[Stored dataset items]
────────────────────
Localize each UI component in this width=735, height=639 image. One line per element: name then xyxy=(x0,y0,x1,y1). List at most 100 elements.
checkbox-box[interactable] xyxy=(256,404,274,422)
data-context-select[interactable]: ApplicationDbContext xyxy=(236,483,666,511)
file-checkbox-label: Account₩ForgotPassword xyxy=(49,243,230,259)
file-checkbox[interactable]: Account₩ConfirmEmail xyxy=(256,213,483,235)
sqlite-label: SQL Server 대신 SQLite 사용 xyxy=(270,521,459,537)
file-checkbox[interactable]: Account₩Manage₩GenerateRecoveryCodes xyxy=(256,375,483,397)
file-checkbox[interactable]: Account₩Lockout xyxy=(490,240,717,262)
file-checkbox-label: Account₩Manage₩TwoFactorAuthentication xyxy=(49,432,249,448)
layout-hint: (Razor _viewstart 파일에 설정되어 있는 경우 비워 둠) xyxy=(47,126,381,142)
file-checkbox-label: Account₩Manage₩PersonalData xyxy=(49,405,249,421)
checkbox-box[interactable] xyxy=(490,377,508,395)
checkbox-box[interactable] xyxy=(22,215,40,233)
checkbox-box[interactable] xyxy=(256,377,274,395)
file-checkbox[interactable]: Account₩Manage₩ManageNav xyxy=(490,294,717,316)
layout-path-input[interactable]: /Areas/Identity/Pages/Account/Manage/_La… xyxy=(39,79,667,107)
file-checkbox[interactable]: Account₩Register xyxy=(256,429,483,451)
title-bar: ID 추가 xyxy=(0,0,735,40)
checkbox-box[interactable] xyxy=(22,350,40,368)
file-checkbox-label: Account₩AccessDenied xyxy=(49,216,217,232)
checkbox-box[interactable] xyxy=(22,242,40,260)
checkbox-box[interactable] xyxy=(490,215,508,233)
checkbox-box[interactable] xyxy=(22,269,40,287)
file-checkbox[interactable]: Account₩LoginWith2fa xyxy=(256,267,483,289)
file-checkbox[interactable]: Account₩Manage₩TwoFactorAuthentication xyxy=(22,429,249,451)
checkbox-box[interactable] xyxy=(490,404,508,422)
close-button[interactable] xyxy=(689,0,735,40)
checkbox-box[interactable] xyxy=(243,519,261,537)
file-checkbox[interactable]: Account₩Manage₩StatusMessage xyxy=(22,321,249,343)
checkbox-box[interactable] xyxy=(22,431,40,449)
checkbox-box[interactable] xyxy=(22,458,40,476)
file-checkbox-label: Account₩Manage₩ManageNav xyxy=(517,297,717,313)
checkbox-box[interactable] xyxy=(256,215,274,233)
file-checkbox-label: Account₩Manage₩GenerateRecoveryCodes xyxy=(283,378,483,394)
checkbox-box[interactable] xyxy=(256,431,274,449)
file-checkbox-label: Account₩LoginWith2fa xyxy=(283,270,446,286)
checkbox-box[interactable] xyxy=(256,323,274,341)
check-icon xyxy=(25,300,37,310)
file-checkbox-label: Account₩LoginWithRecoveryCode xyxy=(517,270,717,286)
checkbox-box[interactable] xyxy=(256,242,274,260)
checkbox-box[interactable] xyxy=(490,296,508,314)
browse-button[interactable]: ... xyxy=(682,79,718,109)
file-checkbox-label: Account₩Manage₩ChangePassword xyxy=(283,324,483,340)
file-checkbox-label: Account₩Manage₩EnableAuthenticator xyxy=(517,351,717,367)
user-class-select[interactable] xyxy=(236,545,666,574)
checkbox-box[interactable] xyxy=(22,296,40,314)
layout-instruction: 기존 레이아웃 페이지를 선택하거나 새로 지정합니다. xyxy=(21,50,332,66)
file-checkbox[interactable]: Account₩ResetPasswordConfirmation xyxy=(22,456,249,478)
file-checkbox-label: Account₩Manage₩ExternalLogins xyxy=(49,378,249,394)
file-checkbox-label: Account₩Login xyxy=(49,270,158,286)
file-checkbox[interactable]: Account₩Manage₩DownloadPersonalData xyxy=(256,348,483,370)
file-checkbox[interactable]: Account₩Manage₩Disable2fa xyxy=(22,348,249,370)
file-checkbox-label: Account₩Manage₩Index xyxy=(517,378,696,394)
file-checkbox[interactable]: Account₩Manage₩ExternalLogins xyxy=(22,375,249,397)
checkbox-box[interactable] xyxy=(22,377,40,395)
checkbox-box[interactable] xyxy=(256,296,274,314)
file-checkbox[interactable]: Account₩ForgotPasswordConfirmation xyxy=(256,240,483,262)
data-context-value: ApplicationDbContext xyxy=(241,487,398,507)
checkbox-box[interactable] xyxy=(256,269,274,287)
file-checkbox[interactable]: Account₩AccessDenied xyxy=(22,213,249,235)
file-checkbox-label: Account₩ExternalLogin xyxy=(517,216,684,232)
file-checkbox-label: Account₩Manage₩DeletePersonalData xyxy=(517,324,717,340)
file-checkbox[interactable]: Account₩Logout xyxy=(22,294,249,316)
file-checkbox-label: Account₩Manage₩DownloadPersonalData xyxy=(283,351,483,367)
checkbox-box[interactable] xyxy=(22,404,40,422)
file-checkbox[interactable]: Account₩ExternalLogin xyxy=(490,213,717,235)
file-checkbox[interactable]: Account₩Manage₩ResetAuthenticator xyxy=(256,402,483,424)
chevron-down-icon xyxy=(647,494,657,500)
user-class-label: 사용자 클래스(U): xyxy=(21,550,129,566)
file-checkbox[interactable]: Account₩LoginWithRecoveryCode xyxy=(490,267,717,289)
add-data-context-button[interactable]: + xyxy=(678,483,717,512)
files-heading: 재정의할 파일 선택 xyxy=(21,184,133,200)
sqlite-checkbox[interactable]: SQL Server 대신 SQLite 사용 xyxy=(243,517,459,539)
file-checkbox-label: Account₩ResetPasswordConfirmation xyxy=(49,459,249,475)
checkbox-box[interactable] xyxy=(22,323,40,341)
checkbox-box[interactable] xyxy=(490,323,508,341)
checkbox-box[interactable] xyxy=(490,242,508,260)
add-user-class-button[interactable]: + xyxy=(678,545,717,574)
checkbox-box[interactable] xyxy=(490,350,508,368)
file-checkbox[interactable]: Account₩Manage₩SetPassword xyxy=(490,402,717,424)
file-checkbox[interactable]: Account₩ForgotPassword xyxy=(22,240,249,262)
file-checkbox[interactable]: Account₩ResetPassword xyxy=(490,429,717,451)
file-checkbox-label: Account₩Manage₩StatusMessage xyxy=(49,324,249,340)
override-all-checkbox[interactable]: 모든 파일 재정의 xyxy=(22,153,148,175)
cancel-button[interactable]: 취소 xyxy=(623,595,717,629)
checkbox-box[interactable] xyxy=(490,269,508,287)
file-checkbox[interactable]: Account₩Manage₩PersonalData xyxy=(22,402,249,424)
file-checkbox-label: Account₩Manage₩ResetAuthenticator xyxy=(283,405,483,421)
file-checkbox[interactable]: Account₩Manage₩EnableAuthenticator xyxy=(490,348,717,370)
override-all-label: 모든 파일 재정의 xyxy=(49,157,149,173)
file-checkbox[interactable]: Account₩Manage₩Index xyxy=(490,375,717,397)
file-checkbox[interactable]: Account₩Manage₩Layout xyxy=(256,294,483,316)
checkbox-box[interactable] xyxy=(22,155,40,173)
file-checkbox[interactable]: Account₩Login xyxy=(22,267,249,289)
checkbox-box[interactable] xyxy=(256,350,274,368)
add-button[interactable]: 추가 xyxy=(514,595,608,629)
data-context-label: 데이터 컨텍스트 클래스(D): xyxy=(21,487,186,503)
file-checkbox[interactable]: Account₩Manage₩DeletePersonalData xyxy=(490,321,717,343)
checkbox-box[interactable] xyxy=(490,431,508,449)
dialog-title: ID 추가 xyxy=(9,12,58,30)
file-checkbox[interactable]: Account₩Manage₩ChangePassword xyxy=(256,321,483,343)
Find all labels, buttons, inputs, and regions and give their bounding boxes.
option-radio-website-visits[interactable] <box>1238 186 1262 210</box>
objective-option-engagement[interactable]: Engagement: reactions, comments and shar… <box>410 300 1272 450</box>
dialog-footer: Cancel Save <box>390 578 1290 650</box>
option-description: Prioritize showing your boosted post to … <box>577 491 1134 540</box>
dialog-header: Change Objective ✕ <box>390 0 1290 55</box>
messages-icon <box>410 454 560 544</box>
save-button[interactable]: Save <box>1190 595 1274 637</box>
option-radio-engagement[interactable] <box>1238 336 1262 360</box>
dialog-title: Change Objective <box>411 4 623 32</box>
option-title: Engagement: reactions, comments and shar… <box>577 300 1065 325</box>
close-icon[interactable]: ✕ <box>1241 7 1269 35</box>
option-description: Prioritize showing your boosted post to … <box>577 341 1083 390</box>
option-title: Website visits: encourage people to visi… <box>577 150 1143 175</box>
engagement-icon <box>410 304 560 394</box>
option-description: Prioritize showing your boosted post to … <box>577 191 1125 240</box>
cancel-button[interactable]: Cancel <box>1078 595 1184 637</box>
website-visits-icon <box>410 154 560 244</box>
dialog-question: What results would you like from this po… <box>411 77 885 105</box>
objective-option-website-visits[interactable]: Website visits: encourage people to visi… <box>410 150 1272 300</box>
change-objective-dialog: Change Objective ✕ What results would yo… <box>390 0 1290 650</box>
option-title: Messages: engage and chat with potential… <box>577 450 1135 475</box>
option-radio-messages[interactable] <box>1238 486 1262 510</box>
────────────────────
Aim of the exercise
Please copy everything in the records above, from their first line down to the line that contains "checkbox-box[interactable] xyxy=(22,431,40,449)", with both ends included.

Complete response
Localize each UI component in this width=735, height=639 image. One line per element: name then xyxy=(x0,y0,x1,y1). List at most 100 elements.
checkbox-box[interactable] xyxy=(256,404,274,422)
data-context-select[interactable]: ApplicationDbContext xyxy=(236,483,666,511)
file-checkbox-label: Account₩ForgotPassword xyxy=(49,243,230,259)
file-checkbox[interactable]: Account₩ConfirmEmail xyxy=(256,213,483,235)
sqlite-label: SQL Server 대신 SQLite 사용 xyxy=(270,521,459,537)
file-checkbox[interactable]: Account₩Manage₩GenerateRecoveryCodes xyxy=(256,375,483,397)
file-checkbox[interactable]: Account₩Lockout xyxy=(490,240,717,262)
file-checkbox-label: Account₩Manage₩TwoFactorAuthentication xyxy=(49,432,249,448)
layout-hint: (Razor _viewstart 파일에 설정되어 있는 경우 비워 둠) xyxy=(47,126,381,142)
file-checkbox-label: Account₩Manage₩PersonalData xyxy=(49,405,249,421)
checkbox-box[interactable] xyxy=(490,377,508,395)
checkbox-box[interactable] xyxy=(22,215,40,233)
checkbox-box[interactable] xyxy=(256,377,274,395)
file-checkbox[interactable]: Account₩Manage₩ManageNav xyxy=(490,294,717,316)
layout-path-input[interactable]: /Areas/Identity/Pages/Account/Manage/_La… xyxy=(39,79,667,107)
file-checkbox[interactable]: Account₩Register xyxy=(256,429,483,451)
title-bar: ID 추가 xyxy=(0,0,735,40)
checkbox-box[interactable] xyxy=(22,350,40,368)
file-checkbox-label: Account₩AccessDenied xyxy=(49,216,217,232)
checkbox-box[interactable] xyxy=(22,242,40,260)
checkbox-box[interactable] xyxy=(490,215,508,233)
checkbox-box[interactable] xyxy=(22,269,40,287)
file-checkbox[interactable]: Account₩LoginWith2fa xyxy=(256,267,483,289)
file-checkbox[interactable]: Account₩Manage₩TwoFactorAuthentication xyxy=(22,429,249,451)
checkbox-box[interactable] xyxy=(490,404,508,422)
close-button[interactable] xyxy=(689,0,735,40)
checkbox-box[interactable] xyxy=(243,519,261,537)
file-checkbox[interactable]: Account₩Manage₩StatusMessage xyxy=(22,321,249,343)
checkbox-box[interactable] xyxy=(22,431,40,449)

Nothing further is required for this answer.